:: Problem statement ::
Print each line of the listing once more, precisely as given.

★ ★ ★

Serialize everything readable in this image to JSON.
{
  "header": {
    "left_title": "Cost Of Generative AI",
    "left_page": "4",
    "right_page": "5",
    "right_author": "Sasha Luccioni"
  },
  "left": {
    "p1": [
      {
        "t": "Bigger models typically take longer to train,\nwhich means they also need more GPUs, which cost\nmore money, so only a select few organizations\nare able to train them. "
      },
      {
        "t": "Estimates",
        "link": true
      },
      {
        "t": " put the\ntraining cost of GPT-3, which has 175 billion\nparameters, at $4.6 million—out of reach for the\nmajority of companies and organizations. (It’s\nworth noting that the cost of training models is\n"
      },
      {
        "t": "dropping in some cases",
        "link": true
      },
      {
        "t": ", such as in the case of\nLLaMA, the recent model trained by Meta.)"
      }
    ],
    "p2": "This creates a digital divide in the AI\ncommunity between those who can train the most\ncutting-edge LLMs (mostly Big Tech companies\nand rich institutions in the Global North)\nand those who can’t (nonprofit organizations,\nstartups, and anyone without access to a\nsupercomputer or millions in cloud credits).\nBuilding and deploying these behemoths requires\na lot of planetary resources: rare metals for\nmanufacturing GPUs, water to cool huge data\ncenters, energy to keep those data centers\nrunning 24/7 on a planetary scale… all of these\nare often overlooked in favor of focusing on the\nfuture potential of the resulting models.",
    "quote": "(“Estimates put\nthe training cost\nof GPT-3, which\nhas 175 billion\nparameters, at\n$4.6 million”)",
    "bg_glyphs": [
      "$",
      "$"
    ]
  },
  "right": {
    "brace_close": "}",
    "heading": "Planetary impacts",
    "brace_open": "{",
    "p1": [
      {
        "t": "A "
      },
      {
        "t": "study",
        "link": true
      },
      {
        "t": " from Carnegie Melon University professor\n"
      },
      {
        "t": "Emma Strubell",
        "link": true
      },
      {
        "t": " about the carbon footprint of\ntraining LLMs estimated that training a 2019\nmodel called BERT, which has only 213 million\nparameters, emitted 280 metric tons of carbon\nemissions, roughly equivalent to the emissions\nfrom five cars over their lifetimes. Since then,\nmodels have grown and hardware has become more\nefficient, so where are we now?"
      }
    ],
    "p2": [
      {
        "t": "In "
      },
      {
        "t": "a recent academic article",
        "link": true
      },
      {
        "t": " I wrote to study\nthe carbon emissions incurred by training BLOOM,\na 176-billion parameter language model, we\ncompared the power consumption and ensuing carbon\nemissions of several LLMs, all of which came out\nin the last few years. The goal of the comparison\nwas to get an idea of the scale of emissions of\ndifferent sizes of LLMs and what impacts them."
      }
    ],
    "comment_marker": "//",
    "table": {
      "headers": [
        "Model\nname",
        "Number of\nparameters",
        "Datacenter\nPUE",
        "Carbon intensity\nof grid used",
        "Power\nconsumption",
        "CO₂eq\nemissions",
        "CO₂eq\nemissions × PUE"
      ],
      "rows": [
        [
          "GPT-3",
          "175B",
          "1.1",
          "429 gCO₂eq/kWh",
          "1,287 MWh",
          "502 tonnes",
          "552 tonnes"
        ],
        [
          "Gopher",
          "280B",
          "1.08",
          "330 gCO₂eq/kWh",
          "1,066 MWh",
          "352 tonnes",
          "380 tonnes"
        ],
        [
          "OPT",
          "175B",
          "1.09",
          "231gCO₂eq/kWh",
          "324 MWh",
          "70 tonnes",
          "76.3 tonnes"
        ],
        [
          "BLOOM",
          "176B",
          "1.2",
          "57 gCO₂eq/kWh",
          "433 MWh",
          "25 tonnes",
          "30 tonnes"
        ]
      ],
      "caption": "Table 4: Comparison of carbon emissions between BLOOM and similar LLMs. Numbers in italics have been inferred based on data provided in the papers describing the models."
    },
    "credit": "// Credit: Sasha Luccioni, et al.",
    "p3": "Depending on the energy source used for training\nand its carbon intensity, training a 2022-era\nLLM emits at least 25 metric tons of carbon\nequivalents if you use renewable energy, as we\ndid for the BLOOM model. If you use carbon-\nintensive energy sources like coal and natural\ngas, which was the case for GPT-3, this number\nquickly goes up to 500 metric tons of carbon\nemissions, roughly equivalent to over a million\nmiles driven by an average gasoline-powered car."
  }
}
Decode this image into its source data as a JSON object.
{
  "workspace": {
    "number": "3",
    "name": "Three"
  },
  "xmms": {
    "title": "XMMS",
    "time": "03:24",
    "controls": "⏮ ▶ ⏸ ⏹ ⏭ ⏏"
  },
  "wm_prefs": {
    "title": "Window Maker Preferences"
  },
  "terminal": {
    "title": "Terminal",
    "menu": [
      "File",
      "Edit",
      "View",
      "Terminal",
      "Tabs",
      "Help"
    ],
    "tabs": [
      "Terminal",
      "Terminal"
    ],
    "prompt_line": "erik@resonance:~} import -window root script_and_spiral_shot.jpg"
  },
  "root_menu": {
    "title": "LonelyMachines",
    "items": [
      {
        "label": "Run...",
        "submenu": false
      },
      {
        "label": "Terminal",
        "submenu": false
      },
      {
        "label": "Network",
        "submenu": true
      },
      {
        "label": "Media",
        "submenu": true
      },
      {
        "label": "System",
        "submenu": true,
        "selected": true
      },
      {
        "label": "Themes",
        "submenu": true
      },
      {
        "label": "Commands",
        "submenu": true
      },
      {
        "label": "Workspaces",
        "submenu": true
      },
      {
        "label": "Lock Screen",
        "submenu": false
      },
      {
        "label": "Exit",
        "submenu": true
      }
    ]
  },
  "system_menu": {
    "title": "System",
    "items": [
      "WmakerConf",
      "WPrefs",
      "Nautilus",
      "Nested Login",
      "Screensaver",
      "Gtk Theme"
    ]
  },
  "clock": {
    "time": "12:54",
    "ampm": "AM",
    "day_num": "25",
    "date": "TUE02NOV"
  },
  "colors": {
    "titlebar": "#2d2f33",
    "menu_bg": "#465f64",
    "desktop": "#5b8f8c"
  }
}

★ ★ ★

:: Written reply ::
Serialize everything readable in this image to JSON.
{
  "header": {
    "left_title": "Cost Of Generative AI",
    "left_page": "4",
    "right_page": "5",
    "right_author": "Sasha Luccioni"
  },
  "left": {
    "p1": [
      {
        "t": "Bigger models typically take longer to train,\nwhich means they also need more GPUs, which cost\nmore money, so only a select few organizations\nare able to train them. "
      },
      {
        "t": "Estimates",
        "link": true
      },
      {
        "t": " put the\ntraining cost of GPT-3, which has 175 billion\nparameters, at $4.6 million—out of reach for the\nmajority of companies and organizations. (It’s\nworth noting that the cost of training models is\n"
      },
      {
        "t": "dropping in some cases",
        "link": true
      },
      {
        "t": ", such as in the case of\nLLaMA, the recent model trained by Meta.)"
      }
    ],
    "p2": "This creates a digital divide in the AI\ncommunity between those who can train the most\ncutting-edge LLMs (mostly Big Tech companies\nand rich institutions in the Global North)\nand those who can’t (nonprofit organizations,\nstartups, and anyone without access to a\nsupercomputer or millions in cloud credits).\nBuilding and deploying these behemoths requires\na lot of planetary resources: rare metals for\nmanufacturing GPUs, water to cool huge data\ncenters, energy to keep those data centers\nrunning 24/7 on a planetary scale… all of these\nare often overlooked in favor of focusing on the\nfuture potential of the resulting models.",
    "quote": "(“Estimates put\nthe training cost\nof GPT-3, which\nhas 175 billion\nparameters, at\n$4.6 million”)",
    "bg_glyphs": [
      "$",
      "$"
    ]
  },
  "right": {
    "brace_close": "}",
    "heading": "Planetary impacts",
    "brace_open": "{",
    "p1": [
      {
        "t": "A "
      },
      {
        "t": "study",
        "link": true
      },
      {
        "t": " from Carnegie Melon University professor\n"
      },
      {
        "t": "Emma Strubell",
        "link": true
      },
      {
        "t": " about the carbon footprint of\ntraining LLMs estimated that training a 2019\nmodel called BERT, which has only 213 million\nparameters, emitted 280 metric tons of carbon\nemissions, roughly equivalent to the emissions\nfrom five cars over their lifetimes. Since then,\nmodels have grown and hardware has become more\nefficient, so where are we now?"
      }
    ],
    "p2": [
      {
        "t": "In "
      },
      {
        "t": "a recent academic article",
        "link": true
      },
      {
        "t": " I wrote to study\nthe carbon emissions incurred by training BLOOM,\na 176-billion parameter language model, we\ncompared the power consumption and ensuing carbon\nemissions of several LLMs, all of which came out\nin the last few years. The goal of the comparison\nwas to get an idea of the scale of emissions of\ndifferent sizes of LLMs and what impacts them."
      }
    ],
    "comment_marker": "//",
    "table": {
      "headers": [
        "Model\nname",
        "Number of\nparameters",
        "Datacenter\nPUE",
        "Carbon intensity\nof grid used",
        "Power\nconsumption",
        "CO₂eq\nemissions",
        "CO₂eq\nemissions × PUE"
      ],
      "rows": [
        [
          "GPT-3",
          "175B",
          "1.1",
          "429 gCO₂eq/kWh",
          "1,287 MWh",
          "502 tonnes",
          "552 tonnes"
        ],
        [
          "Gopher",
          "280B",
          "1.08",
          "330 gCO₂eq/kWh",
          "1,066 MWh",
          "352 tonnes",
          "380 tonnes"
        ],
        [
          "OPT",
          "175B",
          "1.09",
          "231gCO₂eq/kWh",
          "324 MWh",
          "70 tonnes",
          "76.3 tonnes"
        ],
        [
          "BLOOM",
          "176B",
          "1.2",
          "57 gCO₂eq/kWh",
          "433 MWh",
          "25 tonnes",
          "30 tonnes"
        ]
      ],
      "caption": "Table 4: Comparison of carbon emissions between BLOOM and similar LLMs. Numbers in italics have been inferred based on data provided in the papers describing the models."
    },
    "credit": "// Credit: Sasha Luccioni, et al.",
    "p3": "Depending on the energy source used for training\nand its carbon intensity, training a 2022-era\nLLM emits at least 25 metric tons of carbon\nequivalents if you use renewable energy, as we\ndid for the BLOOM model. If you use carbon-\nintensive energy sources like coal and natural\ngas, which was the case for GPT-3, this number\nquickly goes up to 500 metric tons of carbon\nemissions, roughly equivalent to over a million\nmiles driven by an average gasoline-powered car."
  }
}
Decode this image into its source data as a JSON object.
{
  "workspace": {
    "number": "3",
    "name": "Three"
  },
  "xmms": {
    "title": "XMMS",
    "time": "03:24",
    "controls": "⏮ ▶ ⏸ ⏹ ⏭ ⏏"
  },
  "wm_prefs": {
    "title": "Window Maker Preferences"
  },
  "terminal": {
    "title": "Terminal",
    "menu": [
      "File",
      "Edit",
      "View",
      "Terminal",
      "Tabs",
      "Help"
    ],
    "tabs": [
      "Terminal",
      "Terminal"
    ],
    "prompt_line": "erik@resonance:~} import -window root script_and_spiral_shot.jpg"
  },
  "root_menu": {
    "title": "LonelyMachines",
    "items": [
      {
        "label": "Run...",
        "submenu": false
      },
      {
        "label": "Terminal",
        "submenu": false
      },
      {
        "label": "Network",
        "submenu": true
      },
      {
        "label": "Media",
        "submenu": true
      },
      {
        "label": "System",
        "submenu": true,
        "selected": true
      },
      {
        "label": "Themes",
        "submenu": true
      },
      {
        "label": "Commands",
        "submenu": true
      },
      {
        "label": "Workspaces",
        "submenu": true
      },
      {
        "label": "Lock Screen",
        "submenu": false
      },
      {
        "label": "Exit",
        "submenu": true
      }
    ]
  },
  "system_menu": {
    "title": "System",
    "items": [
      "WmakerConf",
      "WPrefs",
      "Nautilus",
      "Nested Login",
      "Screensaver",
      "Gtk Theme"
    ]
  },
  "clock": {
    "time": "12:54",
    "ampm": "AM",
    "day_num": "25",
    "date": "TUE02NOV"
  },
  "colors": {
    "titlebar": "#2d2f33",
    "menu_bg": "#465f64",
    "desktop": "#5b8f8c"
  }
}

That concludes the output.